Saved entries:
------------------------------------------------------------------------
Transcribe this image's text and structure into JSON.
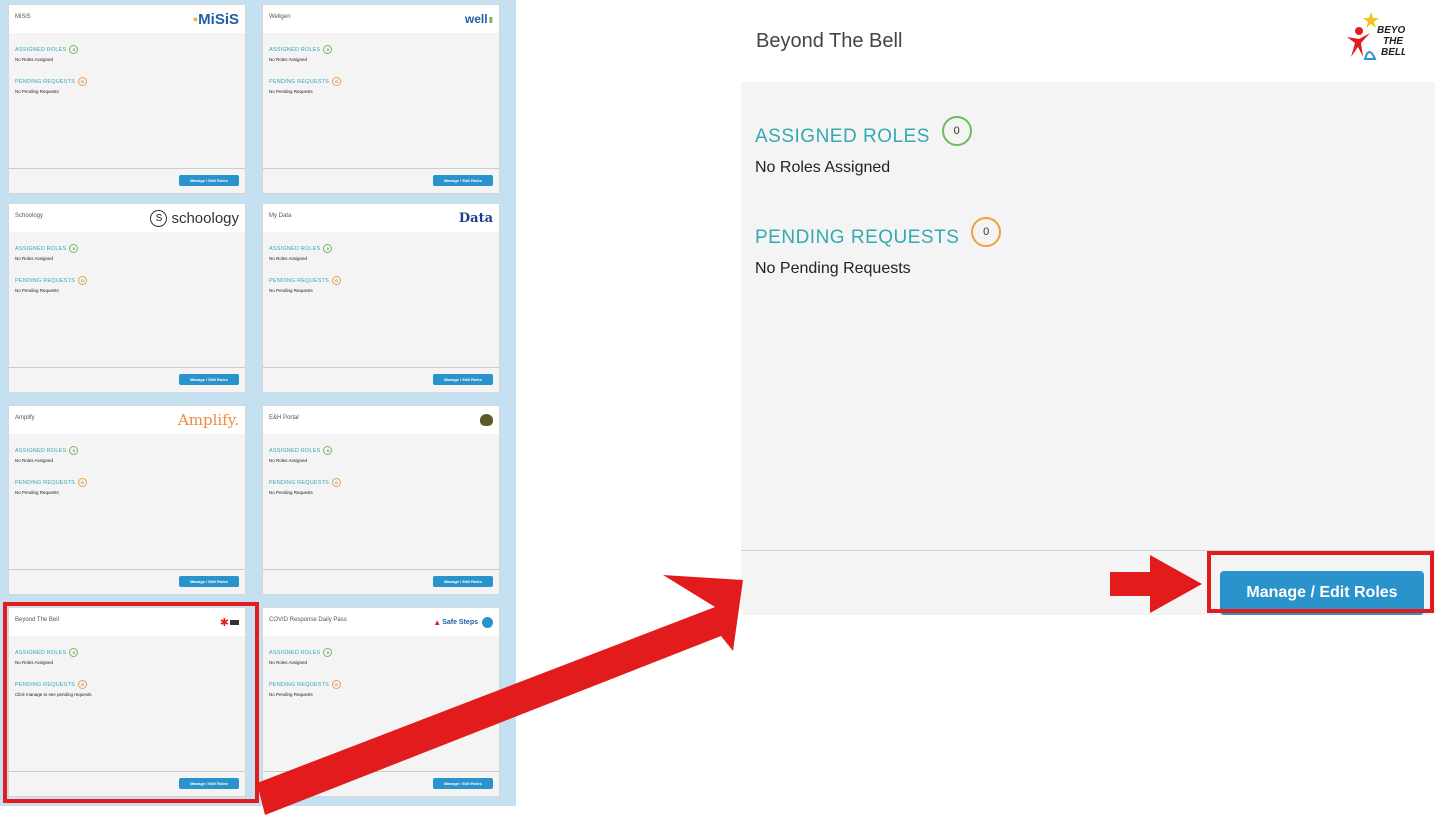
{
  "tiles": [
    {
      "title": "MiSiS",
      "logo_text": "MiSiS",
      "assigned": "ASSIGNED ROLES",
      "assigned_count": "0",
      "assigned_text": "No Roles Assigned",
      "pending": "PENDING REQUESTS",
      "pending_count": "0",
      "pending_text": "No Pending Requests",
      "button": "Manage / Edit Roles"
    },
    {
      "title": "Wellgen",
      "logo_text": "well",
      "assigned": "ASSIGNED ROLES",
      "assigned_count": "0",
      "assigned_text": "No Roles Assigned",
      "pending": "PENDING REQUESTS",
      "pending_count": "0",
      "pending_text": "No Pending Requests",
      "button": "Manage / Edit Roles"
    },
    {
      "title": "Schoology",
      "logo_text": "schoology",
      "assigned": "ASSIGNED ROLES",
      "assigned_count": "0",
      "assigned_text": "No Roles Assigned",
      "pending": "PENDING REQUESTS",
      "pending_count": "0",
      "pending_text": "No Pending Requests",
      "button": "Manage / Edit Roles"
    },
    {
      "title": "My Data",
      "logo_text": "Data",
      "assigned": "ASSIGNED ROLES",
      "assigned_count": "0",
      "assigned_text": "No Roles Assigned",
      "pending": "PENDING REQUESTS",
      "pending_count": "0",
      "pending_text": "No Pending Requests",
      "button": "Manage / Edit Roles"
    },
    {
      "title": "Amplify",
      "logo_text": "Amplify.",
      "assigned": "ASSIGNED ROLES",
      "assigned_count": "0",
      "assigned_text": "No Roles Assigned",
      "pending": "PENDING REQUESTS",
      "pending_count": "0",
      "pending_text": "No Pending Requests",
      "button": "Manage / Edit Roles"
    },
    {
      "title": "E&H Portal",
      "logo_text": "",
      "assigned": "ASSIGNED ROLES",
      "assigned_count": "0",
      "assigned_text": "No Roles Assigned",
      "pending": "PENDING REQUESTS",
      "pending_count": "0",
      "pending_text": "No Pending Requests",
      "button": "Manage / Edit Roles"
    },
    {
      "title": "Beyond The Bell",
      "logo_text": "",
      "assigned": "ASSIGNED ROLES",
      "assigned_count": "0",
      "assigned_text": "No Roles Assigned",
      "pending": "PENDING REQUESTS",
      "pending_count": "0",
      "pending_text": "Click manage to see pending requests",
      "button": "Manage / Edit Roles"
    },
    {
      "title": "COVID Response Daily Pass",
      "logo_text": "Safe Steps",
      "assigned": "ASSIGNED ROLES",
      "assigned_count": "0",
      "assigned_text": "No Roles Assigned",
      "pending": "PENDING REQUESTS",
      "pending_count": "0",
      "pending_text": "No Pending Requests",
      "button": "Manage / Edit Roles"
    }
  ],
  "detail": {
    "title": "Beyond The Bell",
    "logo_lines": [
      "BEYOND",
      "THE",
      "BELL"
    ],
    "assigned_label": "ASSIGNED ROLES",
    "assigned_count": "0",
    "assigned_text": "No Roles Assigned",
    "pending_label": "PENDING REQUESTS",
    "pending_count": "0",
    "pending_text": "No Pending Requests",
    "button_label": "Manage / Edit Roles"
  },
  "colors": {
    "accent_teal": "#35a9b0",
    "button_blue": "#2a93cc",
    "highlight_red": "#e21c1c",
    "assigned_ring": "#6cbf57",
    "pending_ring": "#f0a040",
    "grid_bg": "#c5e0f0"
  }
}
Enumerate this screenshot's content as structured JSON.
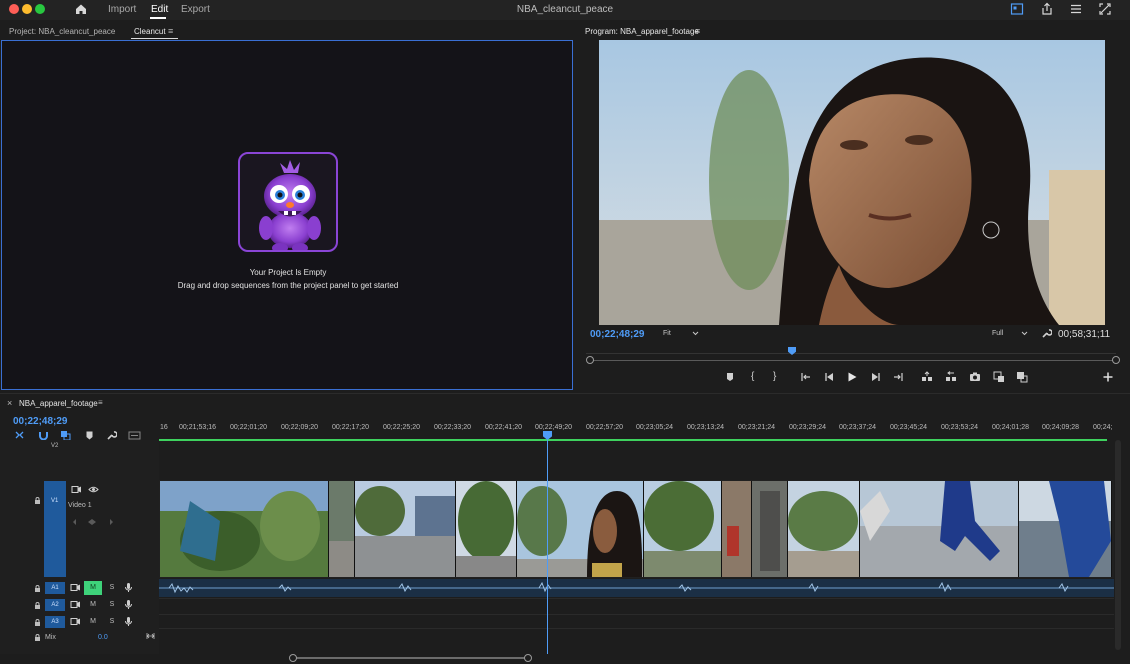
{
  "window": {
    "title": "NBA_cleancut_peace"
  },
  "nav": {
    "import": "Import",
    "edit": "Edit",
    "export": "Export"
  },
  "left_panel": {
    "tab_project": "Project: NBA_cleancut_peace",
    "tab_cleancut": "Cleancut",
    "menu_icon": "≡",
    "empty_title": "Your Project Is Empty",
    "empty_subtitle": "Drag and drop sequences from the project panel to get started"
  },
  "program": {
    "tab_label": "Program: NBA_apparel_footage",
    "menu_icon": "≡",
    "timecode_current": "00;22;48;29",
    "zoom_value": "Fit",
    "resolution_value": "Full",
    "timecode_total": "00;58;31;11"
  },
  "transport": {
    "mark_in": "{",
    "mark_out": "}"
  },
  "timeline": {
    "sequence_tab": "NBA_apparel_footage",
    "close_icon": "×",
    "menu_icon": "≡",
    "timecode": "00;22;48;29",
    "tracks": {
      "v2": "V2",
      "v1": "V1",
      "v1_name": "Video 1",
      "a1": "A1",
      "a2": "A2",
      "a3": "A3",
      "mute": "M",
      "solo": "S",
      "mix": "Mix",
      "mix_value": "0.0"
    },
    "ruler_start": "16",
    "ruler_labels": [
      "00;21;53;16",
      "00;22;01;20",
      "00;22;09;20",
      "00;22;17;20",
      "00;22;25;20",
      "00;22;33;20",
      "00;22;41;20",
      "00;22;49;20",
      "00;22;57;20",
      "00;23;05;24",
      "00;23;13;24",
      "00;23;21;24",
      "00;23;29;24",
      "00;23;37;24",
      "00;23;45;24",
      "00;23;53;24",
      "00;24;01;28",
      "00;24;09;28",
      "00;24;"
    ]
  },
  "colors": {
    "accent_blue": "#4f9cf7",
    "track_blue": "#1f5a9c",
    "green_bar": "#3ed25e",
    "mascot_purple": "#8a45d6"
  }
}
------------------------------------------------------------------------
INSTRUCTIONS FOR THE TASK: Look through the entries above and list every line containing "this".

TASK OUTPUT:
Transcribe this image's text and structure into JSON.
Enumerate this screenshot's content as structured JSON.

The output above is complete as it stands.